┌──

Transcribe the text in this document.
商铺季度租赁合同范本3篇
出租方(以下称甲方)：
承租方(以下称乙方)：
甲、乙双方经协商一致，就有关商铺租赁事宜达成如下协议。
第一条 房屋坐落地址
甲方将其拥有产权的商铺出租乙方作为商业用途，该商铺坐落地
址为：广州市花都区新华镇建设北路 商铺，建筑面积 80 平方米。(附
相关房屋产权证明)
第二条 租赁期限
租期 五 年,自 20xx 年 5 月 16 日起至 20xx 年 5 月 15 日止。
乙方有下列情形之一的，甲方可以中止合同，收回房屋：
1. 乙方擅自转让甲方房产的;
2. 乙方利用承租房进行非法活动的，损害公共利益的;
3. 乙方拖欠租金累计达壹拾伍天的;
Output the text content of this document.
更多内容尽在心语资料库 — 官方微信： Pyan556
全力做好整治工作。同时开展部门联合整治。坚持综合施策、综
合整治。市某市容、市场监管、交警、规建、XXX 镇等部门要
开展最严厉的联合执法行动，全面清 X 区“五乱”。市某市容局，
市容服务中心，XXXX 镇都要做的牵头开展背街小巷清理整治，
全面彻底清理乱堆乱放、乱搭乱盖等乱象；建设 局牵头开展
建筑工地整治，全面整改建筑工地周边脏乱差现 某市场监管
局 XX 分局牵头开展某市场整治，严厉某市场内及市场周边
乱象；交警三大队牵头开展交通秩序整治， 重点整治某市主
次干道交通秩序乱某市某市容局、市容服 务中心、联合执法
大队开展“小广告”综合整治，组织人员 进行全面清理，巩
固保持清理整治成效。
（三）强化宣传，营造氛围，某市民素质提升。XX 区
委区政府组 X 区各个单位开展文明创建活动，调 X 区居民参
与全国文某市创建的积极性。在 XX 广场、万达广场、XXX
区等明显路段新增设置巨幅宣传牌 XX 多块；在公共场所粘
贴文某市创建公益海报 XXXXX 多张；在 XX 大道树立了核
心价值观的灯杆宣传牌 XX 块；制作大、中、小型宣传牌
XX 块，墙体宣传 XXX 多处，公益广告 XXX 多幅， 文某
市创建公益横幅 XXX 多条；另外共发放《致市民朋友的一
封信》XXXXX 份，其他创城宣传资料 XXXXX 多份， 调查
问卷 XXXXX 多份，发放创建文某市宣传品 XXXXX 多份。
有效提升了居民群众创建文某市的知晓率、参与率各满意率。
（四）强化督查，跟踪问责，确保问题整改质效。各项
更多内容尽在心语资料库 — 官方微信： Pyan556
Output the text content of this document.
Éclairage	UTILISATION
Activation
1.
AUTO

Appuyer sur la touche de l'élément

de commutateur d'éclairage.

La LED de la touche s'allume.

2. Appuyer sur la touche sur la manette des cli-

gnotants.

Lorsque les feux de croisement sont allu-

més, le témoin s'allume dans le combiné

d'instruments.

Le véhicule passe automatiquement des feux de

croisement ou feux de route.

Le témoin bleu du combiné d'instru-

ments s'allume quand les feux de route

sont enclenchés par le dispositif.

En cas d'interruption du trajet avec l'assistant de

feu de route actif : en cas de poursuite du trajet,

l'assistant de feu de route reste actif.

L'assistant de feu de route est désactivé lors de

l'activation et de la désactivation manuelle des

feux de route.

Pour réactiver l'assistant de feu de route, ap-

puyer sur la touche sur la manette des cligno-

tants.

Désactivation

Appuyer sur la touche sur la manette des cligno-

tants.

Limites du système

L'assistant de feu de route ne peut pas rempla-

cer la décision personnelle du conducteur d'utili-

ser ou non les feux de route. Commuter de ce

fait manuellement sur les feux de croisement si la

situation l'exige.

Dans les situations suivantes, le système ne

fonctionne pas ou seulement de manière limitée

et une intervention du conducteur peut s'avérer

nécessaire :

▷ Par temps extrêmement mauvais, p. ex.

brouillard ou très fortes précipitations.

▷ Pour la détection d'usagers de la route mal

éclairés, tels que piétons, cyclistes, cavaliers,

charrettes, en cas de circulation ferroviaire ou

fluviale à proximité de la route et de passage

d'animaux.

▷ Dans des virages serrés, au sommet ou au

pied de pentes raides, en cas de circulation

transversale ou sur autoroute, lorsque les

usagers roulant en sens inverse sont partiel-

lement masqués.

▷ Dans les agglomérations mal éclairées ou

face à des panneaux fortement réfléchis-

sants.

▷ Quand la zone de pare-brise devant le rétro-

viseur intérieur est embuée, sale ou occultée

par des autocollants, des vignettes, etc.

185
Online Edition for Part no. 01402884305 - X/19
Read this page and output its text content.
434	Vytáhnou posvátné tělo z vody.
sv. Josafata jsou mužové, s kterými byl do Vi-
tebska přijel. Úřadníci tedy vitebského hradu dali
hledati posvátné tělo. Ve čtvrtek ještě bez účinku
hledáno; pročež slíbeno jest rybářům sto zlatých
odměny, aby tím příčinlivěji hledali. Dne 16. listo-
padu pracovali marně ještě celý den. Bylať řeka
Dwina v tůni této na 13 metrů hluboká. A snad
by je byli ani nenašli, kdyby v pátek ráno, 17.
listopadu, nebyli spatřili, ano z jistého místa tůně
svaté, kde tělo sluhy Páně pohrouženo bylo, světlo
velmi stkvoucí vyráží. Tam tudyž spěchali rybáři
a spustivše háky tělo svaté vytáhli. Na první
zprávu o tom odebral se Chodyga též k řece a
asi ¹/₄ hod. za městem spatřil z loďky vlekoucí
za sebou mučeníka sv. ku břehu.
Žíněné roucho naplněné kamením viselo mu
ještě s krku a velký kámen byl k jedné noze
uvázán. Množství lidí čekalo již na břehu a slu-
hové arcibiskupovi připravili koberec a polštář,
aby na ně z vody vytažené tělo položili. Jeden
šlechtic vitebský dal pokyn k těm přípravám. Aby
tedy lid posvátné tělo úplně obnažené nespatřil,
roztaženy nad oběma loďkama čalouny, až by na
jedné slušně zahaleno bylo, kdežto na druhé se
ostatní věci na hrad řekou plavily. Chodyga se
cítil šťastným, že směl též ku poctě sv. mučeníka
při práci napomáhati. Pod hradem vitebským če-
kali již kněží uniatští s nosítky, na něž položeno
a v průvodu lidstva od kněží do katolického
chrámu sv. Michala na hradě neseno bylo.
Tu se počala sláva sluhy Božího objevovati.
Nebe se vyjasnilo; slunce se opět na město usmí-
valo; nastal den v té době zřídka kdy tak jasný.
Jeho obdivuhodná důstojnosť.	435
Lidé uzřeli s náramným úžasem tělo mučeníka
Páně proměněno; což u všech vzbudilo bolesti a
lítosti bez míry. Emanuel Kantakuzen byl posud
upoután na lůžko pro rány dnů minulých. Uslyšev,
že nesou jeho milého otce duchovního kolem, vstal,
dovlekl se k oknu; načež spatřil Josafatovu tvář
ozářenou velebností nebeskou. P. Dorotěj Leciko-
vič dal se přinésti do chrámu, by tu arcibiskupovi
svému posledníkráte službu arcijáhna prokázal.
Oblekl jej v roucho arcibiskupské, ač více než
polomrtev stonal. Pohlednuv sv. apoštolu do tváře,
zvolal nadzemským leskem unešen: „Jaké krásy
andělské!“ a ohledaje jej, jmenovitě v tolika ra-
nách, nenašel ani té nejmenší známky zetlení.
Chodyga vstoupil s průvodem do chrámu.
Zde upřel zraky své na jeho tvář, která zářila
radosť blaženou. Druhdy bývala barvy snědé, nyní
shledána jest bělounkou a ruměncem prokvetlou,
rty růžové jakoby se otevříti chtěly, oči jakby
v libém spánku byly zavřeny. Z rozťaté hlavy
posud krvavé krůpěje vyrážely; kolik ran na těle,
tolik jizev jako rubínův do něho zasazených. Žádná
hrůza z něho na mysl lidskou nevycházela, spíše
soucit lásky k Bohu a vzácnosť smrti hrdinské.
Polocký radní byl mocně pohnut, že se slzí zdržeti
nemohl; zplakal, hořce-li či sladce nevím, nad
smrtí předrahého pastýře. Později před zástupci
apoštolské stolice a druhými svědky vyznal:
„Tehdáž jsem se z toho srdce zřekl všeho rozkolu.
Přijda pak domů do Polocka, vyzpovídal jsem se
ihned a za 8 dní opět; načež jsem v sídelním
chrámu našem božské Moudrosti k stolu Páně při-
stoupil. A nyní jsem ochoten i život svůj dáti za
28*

└──

> YOUR INSTRUCTIONS:
Each line that contains the string "opět" counts once; report how many such lines the entries have, giving only the number.

> THE REPLY:
2